=== Set problem ===
Pull out each line of the records holding the string "legend".

(Entries from a dataset)
----

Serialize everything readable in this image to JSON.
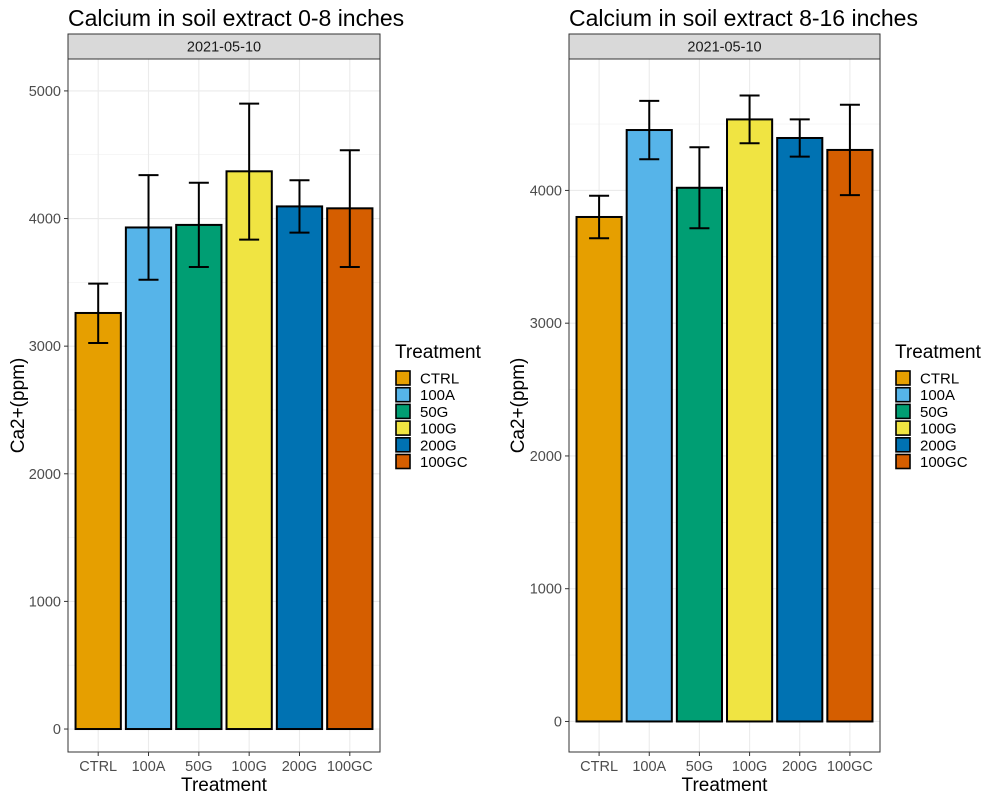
{
  "chart_data": [
    {
      "type": "bar",
      "title": "Calcium in soil extract 0-8 inches",
      "facet": "2021-05-10",
      "xlabel": "Treatment",
      "ylabel": "Ca2+(ppm)",
      "ylim": [
        -180,
        5250
      ],
      "yticks": [
        0,
        1000,
        2000,
        3000,
        4000,
        5000
      ],
      "grid": true,
      "categories": [
        "CTRL",
        "100A",
        "50G",
        "100G",
        "200G",
        "100GC"
      ],
      "values": [
        3260,
        3930,
        3950,
        4370,
        4095,
        4080
      ],
      "error_low": [
        3025,
        3520,
        3620,
        3835,
        3890,
        3620
      ],
      "error_high": [
        3490,
        4340,
        4280,
        4900,
        4300,
        4535
      ]
    },
    {
      "type": "bar",
      "title": "Calcium in soil extract 8-16 inches",
      "facet": "2021-05-10",
      "xlabel": "Treatment",
      "ylabel": "Ca2+(ppm)",
      "ylim": [
        -230,
        4990
      ],
      "yticks": [
        0,
        1000,
        2000,
        3000,
        4000
      ],
      "grid": true,
      "categories": [
        "CTRL",
        "100A",
        "50G",
        "100G",
        "200G",
        "100GC"
      ],
      "values": [
        3800,
        4455,
        4020,
        4535,
        4395,
        4305
      ],
      "error_low": [
        3640,
        4235,
        3715,
        4355,
        4255,
        3965
      ],
      "error_high": [
        3960,
        4675,
        4325,
        4715,
        4535,
        4645
      ]
    }
  ],
  "legend": {
    "title": "Treatment",
    "placement": "right",
    "entries": [
      "CTRL",
      "100A",
      "50G",
      "100G",
      "200G",
      "100GC"
    ]
  },
  "colors": {
    "CTRL": "#E69F00",
    "100A": "#56B4E9",
    "50G": "#009E73",
    "100G": "#F0E442",
    "200G": "#0072B2",
    "100GC": "#D55E00"
  }
}
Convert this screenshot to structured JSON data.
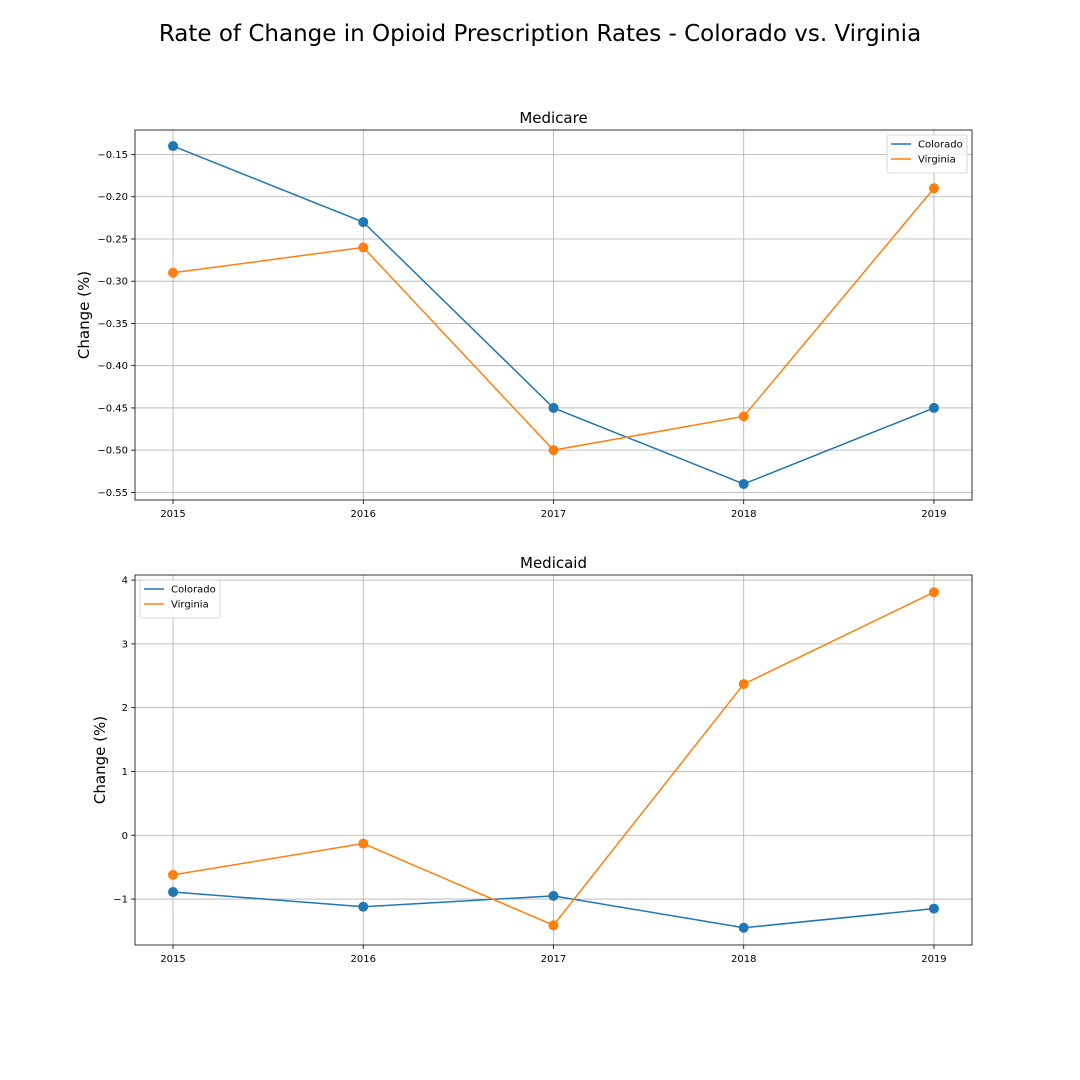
{
  "figure": {
    "title": "Rate of Change in Opioid Prescription Rates - Colorado vs. Virginia"
  },
  "colors": {
    "Colorado": "#1f77b4",
    "Virginia": "#ff7f0e"
  },
  "chart_data": [
    {
      "type": "line",
      "title": "Medicare",
      "xlabel": "",
      "ylabel": "Change (%)",
      "x": [
        2015,
        2016,
        2017,
        2018,
        2019
      ],
      "xticks": [
        "2015",
        "2016",
        "2017",
        "2018",
        "2019"
      ],
      "yticks": [
        -0.55,
        -0.5,
        -0.45,
        -0.4,
        -0.35,
        -0.3,
        -0.25,
        -0.2,
        -0.15
      ],
      "ytick_labels": [
        "−0.55",
        "−0.50",
        "−0.45",
        "−0.40",
        "−0.35",
        "−0.30",
        "−0.25",
        "−0.20",
        "−0.15"
      ],
      "ylim": [
        -0.559,
        -0.121
      ],
      "xlim": [
        2014.8,
        2019.2
      ],
      "grid": true,
      "legend": "upper-right",
      "series": [
        {
          "name": "Colorado",
          "values": [
            -0.14,
            -0.23,
            -0.45,
            -0.54,
            -0.45
          ]
        },
        {
          "name": "Virginia",
          "values": [
            -0.29,
            -0.26,
            -0.5,
            -0.46,
            -0.19
          ]
        }
      ]
    },
    {
      "type": "line",
      "title": "Medicaid",
      "xlabel": "",
      "ylabel": "Change (%)",
      "x": [
        2015,
        2016,
        2017,
        2018,
        2019
      ],
      "xticks": [
        "2015",
        "2016",
        "2017",
        "2018",
        "2019"
      ],
      "yticks": [
        -1,
        0,
        1,
        2,
        3,
        4
      ],
      "ytick_labels": [
        "−1",
        "0",
        "1",
        "2",
        "3",
        "4"
      ],
      "ylim": [
        -1.72,
        4.08
      ],
      "xlim": [
        2014.8,
        2019.2
      ],
      "grid": true,
      "legend": "upper-left",
      "series": [
        {
          "name": "Colorado",
          "values": [
            -0.89,
            -1.12,
            -0.95,
            -1.45,
            -1.15
          ]
        },
        {
          "name": "Virginia",
          "values": [
            -0.62,
            -0.13,
            -1.41,
            2.37,
            3.81
          ]
        }
      ]
    }
  ]
}
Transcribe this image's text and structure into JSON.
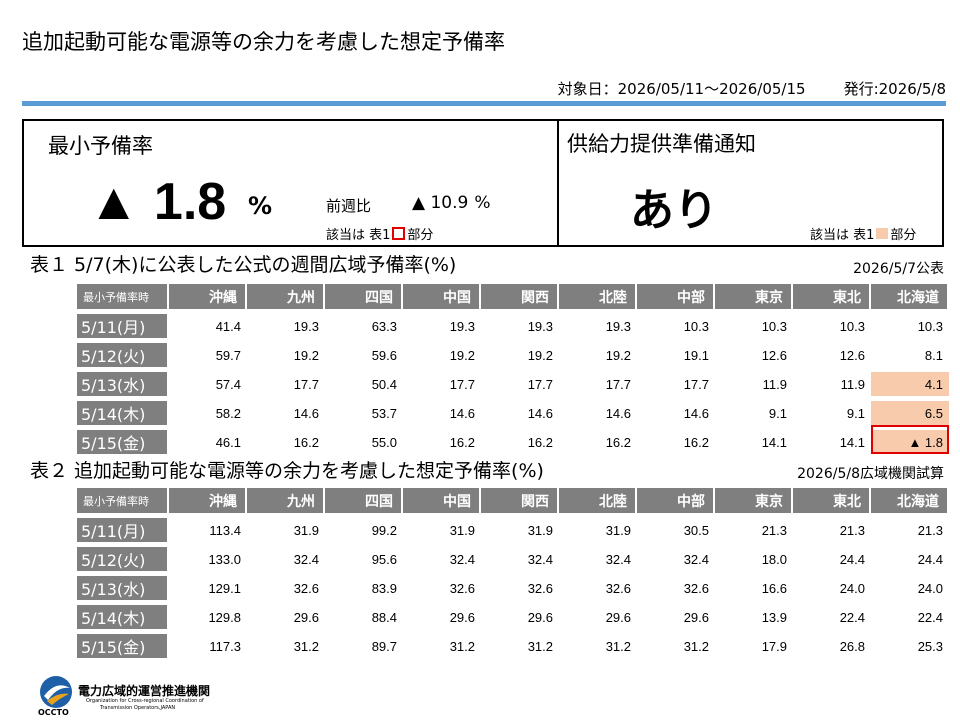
{
  "header": {
    "title": "追加起動可能な電源等の余力を考慮した想定予備率",
    "period": "対象日：2026/05/11～2026/05/15",
    "issued": "発行:2026/5/8"
  },
  "summary": {
    "min_label": "最小予備率",
    "min_value": "▲ 1.8",
    "min_unit": "%",
    "wow_label": "前週比",
    "wow_value": "▲ 10.9",
    "wow_unit": "%",
    "note_prefix": "該当は 表1",
    "note_suffix": "部分",
    "supply_label": "供給力提供準備通知",
    "supply_value": "あり",
    "colors": {
      "red_mark": "#e00000",
      "pink_mark": "#f8cbad"
    }
  },
  "table1": {
    "title": "表１ 5/7(木)に公表した公式の週間広域予備率(%)",
    "date": "2026/5/7公表",
    "corner": "最小予備率時",
    "columns": [
      "沖縄",
      "九州",
      "四国",
      "中国",
      "関西",
      "北陸",
      "中部",
      "東京",
      "東北",
      "北海道"
    ],
    "rows": [
      {
        "label": "5/11(月)",
        "values": [
          "41.4",
          "19.3",
          "63.3",
          "19.3",
          "19.3",
          "19.3",
          "10.3",
          "10.3",
          "10.3",
          "10.3"
        ]
      },
      {
        "label": "5/12(火)",
        "values": [
          "59.7",
          "19.2",
          "59.6",
          "19.2",
          "19.2",
          "19.2",
          "19.1",
          "12.6",
          "12.6",
          "8.1"
        ]
      },
      {
        "label": "5/13(水)",
        "values": [
          "57.4",
          "17.7",
          "50.4",
          "17.7",
          "17.7",
          "17.7",
          "17.7",
          "11.9",
          "11.9",
          "4.1"
        ]
      },
      {
        "label": "5/14(木)",
        "values": [
          "58.2",
          "14.6",
          "53.7",
          "14.6",
          "14.6",
          "14.6",
          "14.6",
          "9.1",
          "9.1",
          "6.5"
        ]
      },
      {
        "label": "5/15(金)",
        "values": [
          "46.1",
          "16.2",
          "55.0",
          "16.2",
          "16.2",
          "16.2",
          "16.2",
          "14.1",
          "14.1",
          "▲ 1.8"
        ]
      }
    ]
  },
  "table2": {
    "title": "表２ 追加起動可能な電源等の余力を考慮した想定予備率(%)",
    "date": "2026/5/8広域機関試算",
    "corner": "最小予備率時",
    "columns": [
      "沖縄",
      "九州",
      "四国",
      "中国",
      "関西",
      "北陸",
      "中部",
      "東京",
      "東北",
      "北海道"
    ],
    "rows": [
      {
        "label": "5/11(月)",
        "values": [
          "113.4",
          "31.9",
          "99.2",
          "31.9",
          "31.9",
          "31.9",
          "30.5",
          "21.3",
          "21.3",
          "21.3"
        ]
      },
      {
        "label": "5/12(火)",
        "values": [
          "133.0",
          "32.4",
          "95.6",
          "32.4",
          "32.4",
          "32.4",
          "32.4",
          "18.0",
          "24.4",
          "24.4"
        ]
      },
      {
        "label": "5/13(水)",
        "values": [
          "129.1",
          "32.6",
          "83.9",
          "32.6",
          "32.6",
          "32.6",
          "32.6",
          "16.6",
          "24.0",
          "24.0"
        ]
      },
      {
        "label": "5/14(木)",
        "values": [
          "129.8",
          "29.6",
          "88.4",
          "29.6",
          "29.6",
          "29.6",
          "29.6",
          "13.9",
          "22.4",
          "22.4"
        ]
      },
      {
        "label": "5/15(金)",
        "values": [
          "117.3",
          "31.2",
          "89.7",
          "31.2",
          "31.2",
          "31.2",
          "31.2",
          "17.9",
          "26.8",
          "25.3"
        ]
      }
    ]
  },
  "logo": {
    "jp": "電力広域的運営推進機関",
    "en1": "Organization for Cross-regional Coordination of",
    "en2": "Transmission Operators,JAPAN",
    "abbr": "OCCTO",
    "icon": "occto-logo-icon"
  }
}
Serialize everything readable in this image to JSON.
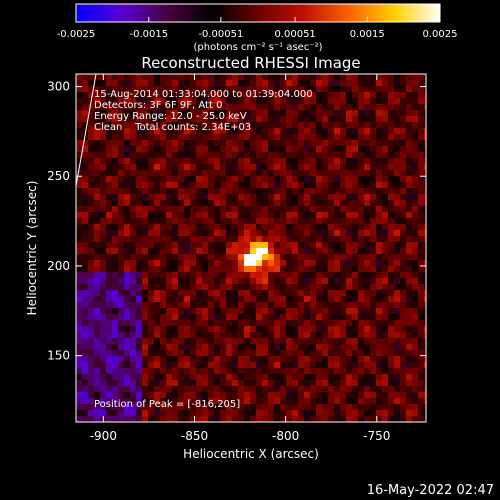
{
  "chart_data": {
    "type": "heatmap",
    "title": "Reconstructed RHESSI Image",
    "xlabel": "Heliocentric X (arcsec)",
    "ylabel": "Heliocentric Y (arcsec)",
    "xlim": [
      -915,
      -723
    ],
    "ylim": [
      113,
      307
    ],
    "x_ticks": [
      -900,
      -850,
      -800,
      -750
    ],
    "y_ticks": [
      150,
      200,
      250,
      300
    ],
    "colorbar": {
      "ticks": [
        "-0.0025",
        "-0.0015",
        "-0.00051",
        "0.00051",
        "0.0015",
        "0.0025"
      ],
      "tick_values": [
        -0.0025,
        -0.0015,
        -0.00051,
        0.00051,
        0.0015,
        0.0025
      ],
      "range": [
        -0.0025,
        0.0025
      ],
      "unit_label": "(photons cm⁻² s⁻¹ asec⁻²)",
      "colormap": [
        "#0000ff",
        "#5a00d0",
        "#4a0040",
        "#000000",
        "#6a0000",
        "#c01000",
        "#ff6000",
        "#ffd000",
        "#ffffff"
      ]
    },
    "info_lines": [
      "15-Aug-2014 01:33:04.000 to 01:39:04.000",
      "Detectors: 3F 6F 9F, Att 0",
      "Energy Range: 12.0 - 25.0 keV",
      "Clean    Total counts: 2.34E+03"
    ],
    "peak_label": "Position of Peak = [-816,205]",
    "peak": {
      "x": -816,
      "y": 205
    },
    "limb_visible": true
  },
  "footer": {
    "timestamp": "16-May-2022 02:47"
  }
}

----

=== Answer to this task ===
  "legend": {
      "legend": "upper-right",
      "legend": "upper-left",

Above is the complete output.